• [PROBLEM TO WORK ON]: Transcribe everything in the data word for word. Pictures are left out.
--- begin RECORD LIST ---
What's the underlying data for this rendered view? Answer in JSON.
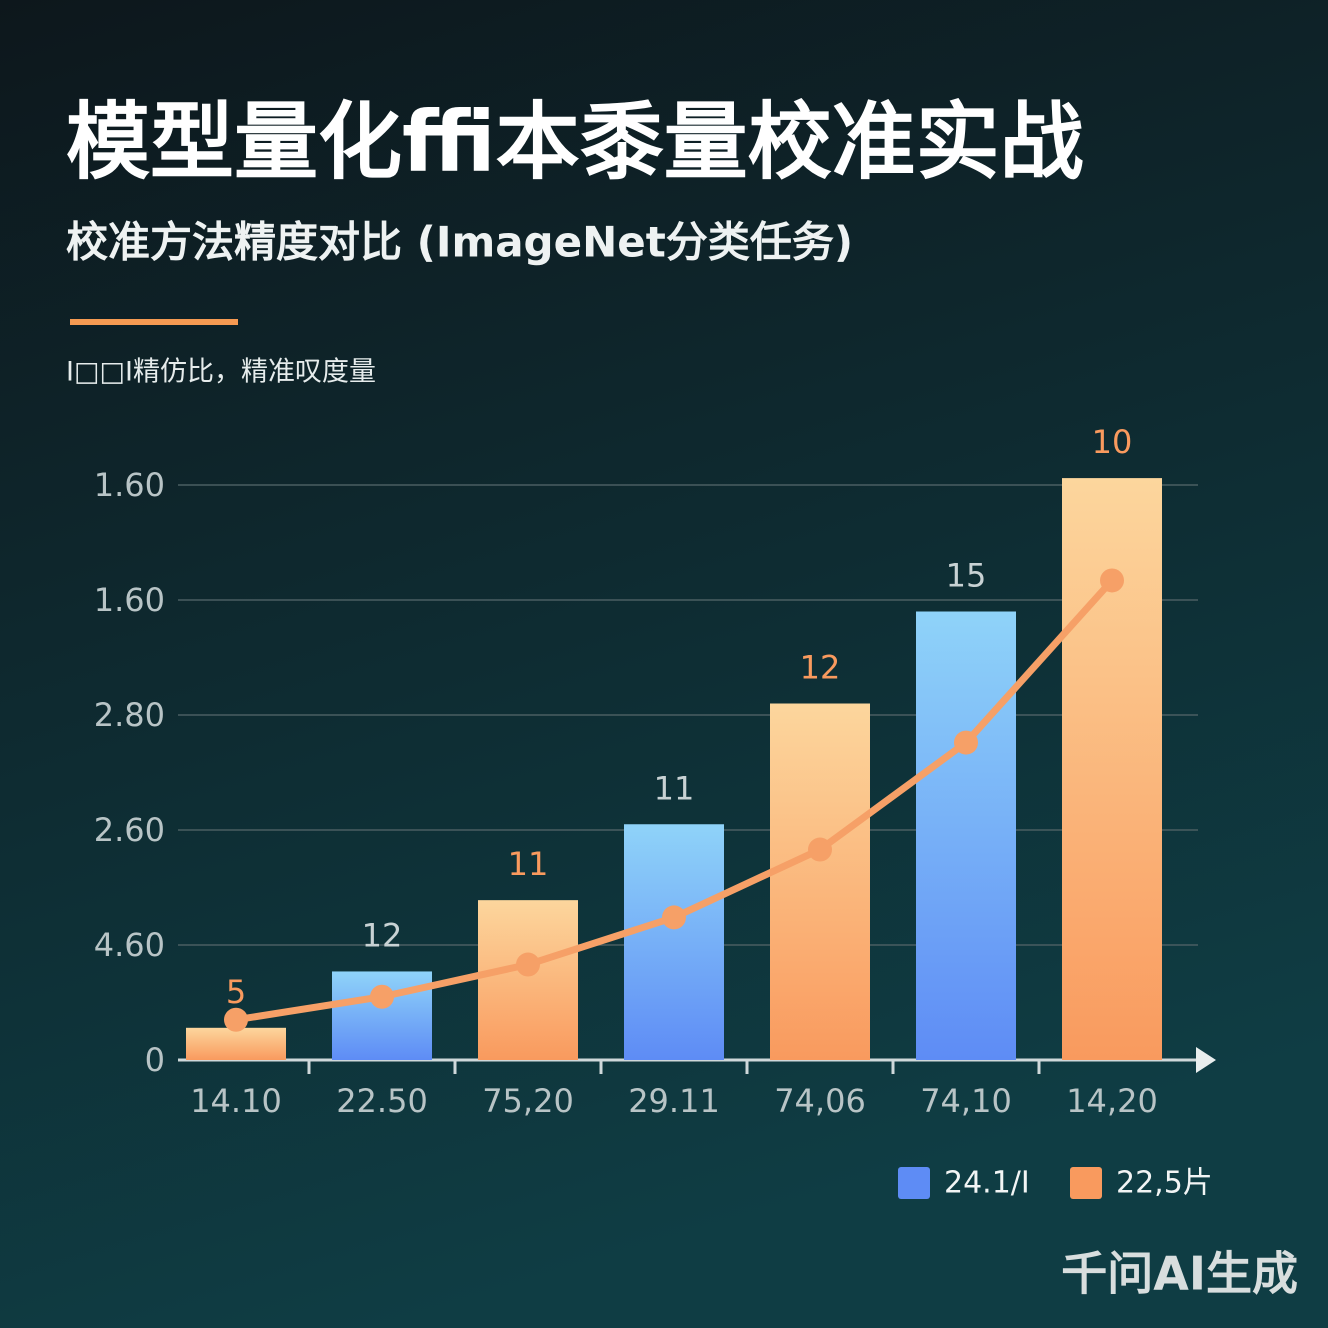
{
  "chart_data": {
    "type": "bar",
    "title": "模型量化ffi本黍量校准实战",
    "subtitle": "校准方法精度对比 (ImageNet分类任务)",
    "note": "I□□I精仿比，精准叹度量",
    "categories": [
      "14.10",
      "22.50",
      "75,20",
      "29.11",
      "74,06",
      "74,10",
      "14,20"
    ],
    "series": [
      {
        "name": "24.1/I",
        "color": "#5e8cf5",
        "color_top": "#8fd3f9",
        "values": [
          null,
          0.77,
          null,
          2.05,
          null,
          3.9,
          null
        ]
      },
      {
        "name": "22,5片",
        "color": "#f99a5e",
        "color_top": "#fcd69d",
        "values": [
          0.28,
          null,
          1.39,
          null,
          3.1,
          null,
          5.06
        ]
      }
    ],
    "bar_labels": [
      "5",
      "12",
      "11",
      "11",
      "12",
      "15",
      "10"
    ],
    "line": {
      "color": "#f6a067",
      "values": [
        0.35,
        0.55,
        0.83,
        1.24,
        1.83,
        2.76,
        4.17
      ]
    },
    "ylim": [
      0,
      5.2
    ],
    "yticks": [
      0,
      1,
      2,
      3,
      4,
      5
    ],
    "ytick_labels": [
      "0",
      "4.60",
      "2.60",
      "2.80",
      "1.60",
      "1.60"
    ],
    "grid": true,
    "watermark": "千问AI生成"
  }
}
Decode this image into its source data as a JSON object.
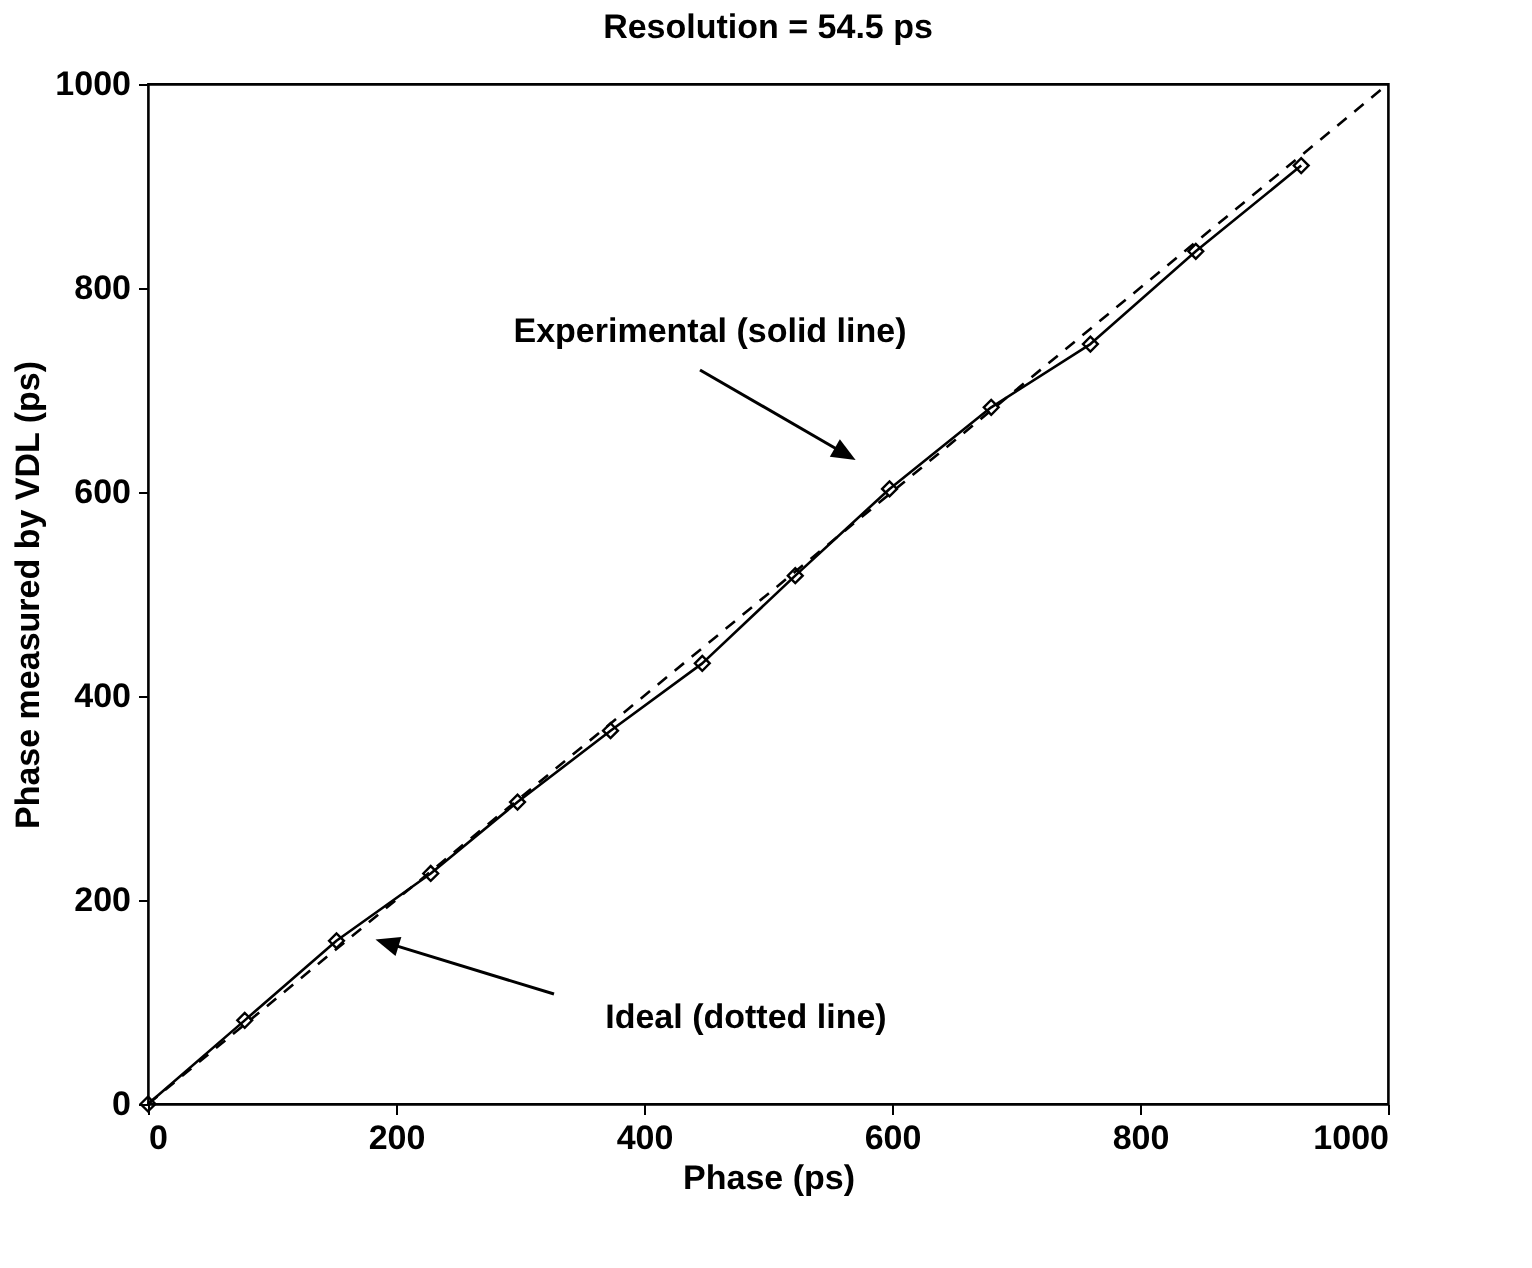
{
  "chart_data": {
    "type": "line",
    "title": "Resolution = 54.5 ps",
    "xlabel": "Phase (ps)",
    "ylabel": "Phase measured by VDL (ps)",
    "xlim": [
      0,
      1000
    ],
    "ylim": [
      0,
      1000
    ],
    "xticks": [
      0,
      200,
      400,
      600,
      800,
      1000
    ],
    "yticks": [
      0,
      200,
      400,
      600,
      800,
      1000
    ],
    "grid": false,
    "series": [
      {
        "color": "#000000",
        "marker": "diamond",
        "line_style": "solid",
        "x": [
          0,
          78,
          152,
          228,
          298,
          373,
          447,
          522,
          598,
          680,
          760,
          845,
          930
        ],
        "values": [
          0,
          82,
          160,
          226,
          296,
          366,
          432,
          518,
          603,
          683,
          745,
          836,
          920
        ]
      },
      {
        "color": "#000000",
        "marker": "none",
        "line_style": "dashed",
        "x": [
          0,
          1000
        ],
        "values": [
          0,
          1000
        ]
      }
    ],
    "annotations": [
      "Experimental (solid line)",
      "Ideal (dotted line)"
    ]
  }
}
--- end RECORD LIST ---
• [PROBLEM SOLUTION]:
What's the underlying data for this rendered view? Answer in JSON.
{
  "chart_data": {
    "type": "bar",
    "title": "模型量化ffi本黍量校准实战",
    "subtitle": "校准方法精度对比 (ImageNet分类任务)",
    "note": "I□□I精仿比，精准叹度量",
    "categories": [
      "14.10",
      "22.50",
      "75,20",
      "29.11",
      "74,06",
      "74,10",
      "14,20"
    ],
    "series": [
      {
        "name": "24.1/I",
        "color": "#5e8cf5",
        "color_top": "#8fd3f9",
        "values": [
          null,
          0.77,
          null,
          2.05,
          null,
          3.9,
          null
        ]
      },
      {
        "name": "22,5片",
        "color": "#f99a5e",
        "color_top": "#fcd69d",
        "values": [
          0.28,
          null,
          1.39,
          null,
          3.1,
          null,
          5.06
        ]
      }
    ],
    "bar_labels": [
      "5",
      "12",
      "11",
      "11",
      "12",
      "15",
      "10"
    ],
    "line": {
      "color": "#f6a067",
      "values": [
        0.35,
        0.55,
        0.83,
        1.24,
        1.83,
        2.76,
        4.17
      ]
    },
    "ylim": [
      0,
      5.2
    ],
    "yticks": [
      0,
      1,
      2,
      3,
      4,
      5
    ],
    "ytick_labels": [
      "0",
      "4.60",
      "2.60",
      "2.80",
      "1.60",
      "1.60"
    ],
    "grid": true,
    "watermark": "千问AI生成"
  }
}
Decode this image into its source data as a JSON object.
{
  "chart_data": {
    "type": "line",
    "title": "Resolution = 54.5 ps",
    "xlabel": "Phase (ps)",
    "ylabel": "Phase measured by VDL (ps)",
    "xlim": [
      0,
      1000
    ],
    "ylim": [
      0,
      1000
    ],
    "xticks": [
      0,
      200,
      400,
      600,
      800,
      1000
    ],
    "yticks": [
      0,
      200,
      400,
      600,
      800,
      1000
    ],
    "grid": false,
    "series": [
      {
        "color": "#000000",
        "marker": "diamond",
        "line_style": "solid",
        "x": [
          0,
          78,
          152,
          228,
          298,
          373,
          447,
          522,
          598,
          680,
          760,
          845,
          930
        ],
        "values": [
          0,
          82,
          160,
          226,
          296,
          366,
          432,
          518,
          603,
          683,
          745,
          836,
          920
        ]
      },
      {
        "color": "#000000",
        "marker": "none",
        "line_style": "dashed",
        "x": [
          0,
          1000
        ],
        "values": [
          0,
          1000
        ]
      }
    ],
    "annotations": [
      "Experimental (solid line)",
      "Ideal (dotted line)"
    ]
  }
}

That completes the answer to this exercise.